Records supplied:
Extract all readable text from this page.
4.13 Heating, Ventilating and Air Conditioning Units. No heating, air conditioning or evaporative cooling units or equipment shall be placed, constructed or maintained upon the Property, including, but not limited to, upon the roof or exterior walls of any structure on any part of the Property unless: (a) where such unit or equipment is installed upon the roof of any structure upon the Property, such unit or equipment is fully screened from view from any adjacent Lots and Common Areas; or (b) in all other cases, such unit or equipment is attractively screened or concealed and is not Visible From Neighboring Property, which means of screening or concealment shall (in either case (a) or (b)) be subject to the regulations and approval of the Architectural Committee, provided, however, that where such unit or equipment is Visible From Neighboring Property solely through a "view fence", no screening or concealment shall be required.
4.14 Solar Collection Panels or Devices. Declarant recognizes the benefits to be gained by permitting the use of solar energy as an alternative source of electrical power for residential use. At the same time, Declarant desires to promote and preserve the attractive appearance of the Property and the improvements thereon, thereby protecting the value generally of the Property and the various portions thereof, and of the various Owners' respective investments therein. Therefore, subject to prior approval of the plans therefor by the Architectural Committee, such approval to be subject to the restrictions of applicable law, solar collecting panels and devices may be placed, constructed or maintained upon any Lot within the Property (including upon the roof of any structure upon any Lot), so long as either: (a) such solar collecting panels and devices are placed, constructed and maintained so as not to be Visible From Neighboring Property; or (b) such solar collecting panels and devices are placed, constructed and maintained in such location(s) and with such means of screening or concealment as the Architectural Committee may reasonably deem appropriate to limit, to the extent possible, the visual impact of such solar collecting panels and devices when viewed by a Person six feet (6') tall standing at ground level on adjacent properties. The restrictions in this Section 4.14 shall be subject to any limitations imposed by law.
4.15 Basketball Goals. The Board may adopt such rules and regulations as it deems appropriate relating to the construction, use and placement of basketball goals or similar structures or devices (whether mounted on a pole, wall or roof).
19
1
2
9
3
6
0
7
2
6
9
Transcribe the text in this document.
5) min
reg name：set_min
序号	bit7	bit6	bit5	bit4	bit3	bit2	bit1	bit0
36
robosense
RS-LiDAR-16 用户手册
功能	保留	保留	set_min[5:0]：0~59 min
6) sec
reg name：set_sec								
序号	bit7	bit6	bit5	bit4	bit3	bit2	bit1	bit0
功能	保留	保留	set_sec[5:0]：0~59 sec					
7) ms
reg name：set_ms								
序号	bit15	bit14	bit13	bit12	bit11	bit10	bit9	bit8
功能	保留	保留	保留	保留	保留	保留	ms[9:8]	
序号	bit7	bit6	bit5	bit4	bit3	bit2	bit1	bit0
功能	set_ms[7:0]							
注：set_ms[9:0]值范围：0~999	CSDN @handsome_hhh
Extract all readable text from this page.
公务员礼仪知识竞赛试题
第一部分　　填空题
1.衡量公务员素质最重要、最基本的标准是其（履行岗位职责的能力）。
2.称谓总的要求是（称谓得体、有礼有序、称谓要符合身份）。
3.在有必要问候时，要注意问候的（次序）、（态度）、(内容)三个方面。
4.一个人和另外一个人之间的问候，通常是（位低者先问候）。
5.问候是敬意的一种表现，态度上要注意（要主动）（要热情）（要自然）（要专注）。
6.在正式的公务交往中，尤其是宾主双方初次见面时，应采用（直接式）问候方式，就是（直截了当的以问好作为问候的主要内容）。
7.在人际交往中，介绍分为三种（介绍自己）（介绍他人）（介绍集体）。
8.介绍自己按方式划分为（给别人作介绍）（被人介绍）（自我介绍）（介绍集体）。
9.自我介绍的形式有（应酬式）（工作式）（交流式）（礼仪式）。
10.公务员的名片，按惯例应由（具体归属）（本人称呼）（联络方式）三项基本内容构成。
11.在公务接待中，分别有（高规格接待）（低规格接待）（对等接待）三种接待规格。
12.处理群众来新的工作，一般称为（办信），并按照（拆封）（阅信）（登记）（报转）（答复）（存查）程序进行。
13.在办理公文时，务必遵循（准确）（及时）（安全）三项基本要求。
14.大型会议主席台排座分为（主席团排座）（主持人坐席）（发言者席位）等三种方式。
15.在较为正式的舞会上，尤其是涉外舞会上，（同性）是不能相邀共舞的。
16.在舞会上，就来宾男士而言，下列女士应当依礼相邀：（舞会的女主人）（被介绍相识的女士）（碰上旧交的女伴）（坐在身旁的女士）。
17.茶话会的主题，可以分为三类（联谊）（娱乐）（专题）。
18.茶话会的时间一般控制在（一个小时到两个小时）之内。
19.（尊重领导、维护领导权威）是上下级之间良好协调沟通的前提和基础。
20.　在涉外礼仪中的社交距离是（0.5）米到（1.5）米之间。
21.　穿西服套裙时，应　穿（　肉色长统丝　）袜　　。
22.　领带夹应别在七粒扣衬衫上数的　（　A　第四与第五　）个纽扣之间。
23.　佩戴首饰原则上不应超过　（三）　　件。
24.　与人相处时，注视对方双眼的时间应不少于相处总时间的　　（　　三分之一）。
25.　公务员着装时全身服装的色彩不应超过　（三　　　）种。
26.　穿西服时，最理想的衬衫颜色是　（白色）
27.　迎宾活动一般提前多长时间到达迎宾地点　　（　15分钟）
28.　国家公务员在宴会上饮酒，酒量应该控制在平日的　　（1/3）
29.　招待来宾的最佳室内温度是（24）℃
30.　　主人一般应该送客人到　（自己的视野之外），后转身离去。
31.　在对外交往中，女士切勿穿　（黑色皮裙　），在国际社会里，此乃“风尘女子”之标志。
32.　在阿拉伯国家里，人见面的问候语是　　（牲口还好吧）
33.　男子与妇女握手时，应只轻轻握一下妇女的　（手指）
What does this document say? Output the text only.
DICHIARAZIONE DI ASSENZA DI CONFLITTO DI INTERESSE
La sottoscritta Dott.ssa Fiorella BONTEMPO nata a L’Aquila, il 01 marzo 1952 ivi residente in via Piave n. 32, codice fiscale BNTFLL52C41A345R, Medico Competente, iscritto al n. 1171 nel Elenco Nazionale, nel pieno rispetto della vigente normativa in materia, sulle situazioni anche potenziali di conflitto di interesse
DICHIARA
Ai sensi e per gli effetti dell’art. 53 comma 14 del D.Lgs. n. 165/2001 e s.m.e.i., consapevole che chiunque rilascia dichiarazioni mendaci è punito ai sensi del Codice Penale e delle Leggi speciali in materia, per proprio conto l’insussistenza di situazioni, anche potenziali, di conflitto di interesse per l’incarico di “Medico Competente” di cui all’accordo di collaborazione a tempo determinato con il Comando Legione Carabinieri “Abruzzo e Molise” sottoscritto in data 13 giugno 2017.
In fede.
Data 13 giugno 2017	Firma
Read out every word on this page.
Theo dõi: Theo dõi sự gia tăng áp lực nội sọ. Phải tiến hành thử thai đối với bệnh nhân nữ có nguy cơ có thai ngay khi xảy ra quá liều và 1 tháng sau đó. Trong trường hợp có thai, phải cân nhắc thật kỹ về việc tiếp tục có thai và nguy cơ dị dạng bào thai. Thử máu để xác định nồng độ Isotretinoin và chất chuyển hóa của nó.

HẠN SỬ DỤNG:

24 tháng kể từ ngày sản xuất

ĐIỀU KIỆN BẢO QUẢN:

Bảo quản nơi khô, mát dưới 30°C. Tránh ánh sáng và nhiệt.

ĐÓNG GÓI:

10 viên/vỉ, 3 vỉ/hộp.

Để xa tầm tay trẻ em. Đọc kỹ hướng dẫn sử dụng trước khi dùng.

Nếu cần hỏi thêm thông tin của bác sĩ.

Objective: Reproduce the full listing above, character for character.

Complete answer:
Extract all readable text from this page.
4.13 Heating, Ventilating and Air Conditioning Units. No heating, air conditioning or evaporative cooling units or equipment shall be placed, constructed or maintained upon the Property, including, but not limited to, upon the roof or exterior walls of any structure on any part of the Property unless: (a) where such unit or equipment is installed upon the roof of any structure upon the Property, such unit or equipment is fully screened from view from any adjacent Lots and Common Areas; or (b) in all other cases, such unit or equipment is attractively screened or concealed and is not Visible From Neighboring Property, which means of screening or concealment shall (in either case (a) or (b)) be subject to the regulations and approval of the Architectural Committee, provided, however, that where such unit or equipment is Visible From Neighboring Property solely through a "view fence", no screening or concealment shall be required.
4.14 Solar Collection Panels or Devices. Declarant recognizes the benefits to be gained by permitting the use of solar energy as an alternative source of electrical power for residential use. At the same time, Declarant desires to promote and preserve the attractive appearance of the Property and the improvements thereon, thereby protecting the value generally of the Property and the various portions thereof, and of the various Owners' respective investments therein. Therefore, subject to prior approval of the plans therefor by the Architectural Committee, such approval to be subject to the restrictions of applicable law, solar collecting panels and devices may be placed, constructed or maintained upon any Lot within the Property (including upon the roof of any structure upon any Lot), so long as either: (a) such solar collecting panels and devices are placed, constructed and maintained so as not to be Visible From Neighboring Property; or (b) such solar collecting panels and devices are placed, constructed and maintained in such location(s) and with such means of screening or concealment as the Architectural Committee may reasonably deem appropriate to limit, to the extent possible, the visual impact of such solar collecting panels and devices when viewed by a Person six feet (6') tall standing at ground level on adjacent properties. The restrictions in this Section 4.14 shall be subject to any limitations imposed by law.
4.15 Basketball Goals. The Board may adopt such rules and regulations as it deems appropriate relating to the construction, use and placement of basketball goals or similar structures or devices (whether mounted on a pole, wall or roof).
19
1
2
9
3
6
0
7
2
6
9
Transcribe the text in this document.
5) min
reg name：set_min
序号	bit7	bit6	bit5	bit4	bit3	bit2	bit1	bit0
36
robosense
RS-LiDAR-16 用户手册
功能	保留	保留	set_min[5:0]：0~59 min
6) sec
reg name：set_sec								
序号	bit7	bit6	bit5	bit4	bit3	bit2	bit1	bit0
功能	保留	保留	set_sec[5:0]：0~59 sec					
7) ms
reg name：set_ms								
序号	bit15	bit14	bit13	bit12	bit11	bit10	bit9	bit8
功能	保留	保留	保留	保留	保留	保留	ms[9:8]	
序号	bit7	bit6	bit5	bit4	bit3	bit2	bit1	bit0
功能	set_ms[7:0]							
注：set_ms[9:0]值范围：0~999	CSDN @handsome_hhh
Extract all readable text from this page.
公务员礼仪知识竞赛试题
第一部分　　填空题
1.衡量公务员素质最重要、最基本的标准是其（履行岗位职责的能力）。
2.称谓总的要求是（称谓得体、有礼有序、称谓要符合身份）。
3.在有必要问候时，要注意问候的（次序）、（态度）、(内容)三个方面。
4.一个人和另外一个人之间的问候，通常是（位低者先问候）。
5.问候是敬意的一种表现，态度上要注意（要主动）（要热情）（要自然）（要专注）。
6.在正式的公务交往中，尤其是宾主双方初次见面时，应采用（直接式）问候方式，就是（直截了当的以问好作为问候的主要内容）。
7.在人际交往中，介绍分为三种（介绍自己）（介绍他人）（介绍集体）。
8.介绍自己按方式划分为（给别人作介绍）（被人介绍）（自我介绍）（介绍集体）。
9.自我介绍的形式有（应酬式）（工作式）（交流式）（礼仪式）。
10.公务员的名片，按惯例应由（具体归属）（本人称呼）（联络方式）三项基本内容构成。
11.在公务接待中，分别有（高规格接待）（低规格接待）（对等接待）三种接待规格。
12.处理群众来新的工作，一般称为（办信），并按照（拆封）（阅信）（登记）（报转）（答复）（存查）程序进行。
13.在办理公文时，务必遵循（准确）（及时）（安全）三项基本要求。
14.大型会议主席台排座分为（主席团排座）（主持人坐席）（发言者席位）等三种方式。
15.在较为正式的舞会上，尤其是涉外舞会上，（同性）是不能相邀共舞的。
16.在舞会上，就来宾男士而言，下列女士应当依礼相邀：（舞会的女主人）（被介绍相识的女士）（碰上旧交的女伴）（坐在身旁的女士）。
17.茶话会的主题，可以分为三类（联谊）（娱乐）（专题）。
18.茶话会的时间一般控制在（一个小时到两个小时）之内。
19.（尊重领导、维护领导权威）是上下级之间良好协调沟通的前提和基础。
20.　在涉外礼仪中的社交距离是（0.5）米到（1.5）米之间。
21.　穿西服套裙时，应　穿（　肉色长统丝　）袜　　。
22.　领带夹应别在七粒扣衬衫上数的　（　A　第四与第五　）个纽扣之间。
23.　佩戴首饰原则上不应超过　（三）　　件。
24.　与人相处时，注视对方双眼的时间应不少于相处总时间的　　（　　三分之一）。
25.　公务员着装时全身服装的色彩不应超过　（三　　　）种。
26.　穿西服时，最理想的衬衫颜色是　（白色）
27.　迎宾活动一般提前多长时间到达迎宾地点　　（　15分钟）
28.　国家公务员在宴会上饮酒，酒量应该控制在平日的　　（1/3）
29.　招待来宾的最佳室内温度是（24）℃
30.　　主人一般应该送客人到　（自己的视野之外），后转身离去。
31.　在对外交往中，女士切勿穿　（黑色皮裙　），在国际社会里，此乃“风尘女子”之标志。
32.　在阿拉伯国家里，人见面的问候语是　　（牲口还好吧）
33.　男子与妇女握手时，应只轻轻握一下妇女的　（手指）
What does this document say? Output the text only.
DICHIARAZIONE DI ASSENZA DI CONFLITTO DI INTERESSE
La sottoscritta Dott.ssa Fiorella BONTEMPO nata a L’Aquila, il 01 marzo 1952 ivi residente in via Piave n. 32, codice fiscale BNTFLL52C41A345R, Medico Competente, iscritto al n. 1171 nel Elenco Nazionale, nel pieno rispetto della vigente normativa in materia, sulle situazioni anche potenziali di conflitto di interesse
DICHIARA
Ai sensi e per gli effetti dell’art. 53 comma 14 del D.Lgs. n. 165/2001 e s.m.e.i., consapevole che chiunque rilascia dichiarazioni mendaci è punito ai sensi del Codice Penale e delle Leggi speciali in materia, per proprio conto l’insussistenza di situazioni, anche potenziali, di conflitto di interesse per l’incarico di “Medico Competente” di cui all’accordo di collaborazione a tempo determinato con il Comando Legione Carabinieri “Abruzzo e Molise” sottoscritto in data 13 giugno 2017.
In fede.
Data 13 giugno 2017	Firma
Read out every word on this page.
Theo dõi: Theo dõi sự gia tăng áp lực nội sọ. Phải tiến hành thử thai đối với bệnh nhân nữ có nguy cơ có thai ngay khi xảy ra quá liều và 1 tháng sau đó. Trong trường hợp có thai, phải cân nhắc thật kỹ về việc tiếp tục có thai và nguy cơ dị dạng bào thai. Thử máu để xác định nồng độ Isotretinoin và chất chuyển hóa của nó.

HẠN SỬ DỤNG:

24 tháng kể từ ngày sản xuất

ĐIỀU KIỆN BẢO QUẢN:

Bảo quản nơi khô, mát dưới 30°C. Tránh ánh sáng và nhiệt.

ĐÓNG GÓI:

10 viên/vỉ, 3 vỉ/hộp.

Để xa tầm tay trẻ em. Đọc kỹ hướng dẫn sử dụng trước khi dùng.

Nếu cần hỏi thêm thông tin của bác sĩ.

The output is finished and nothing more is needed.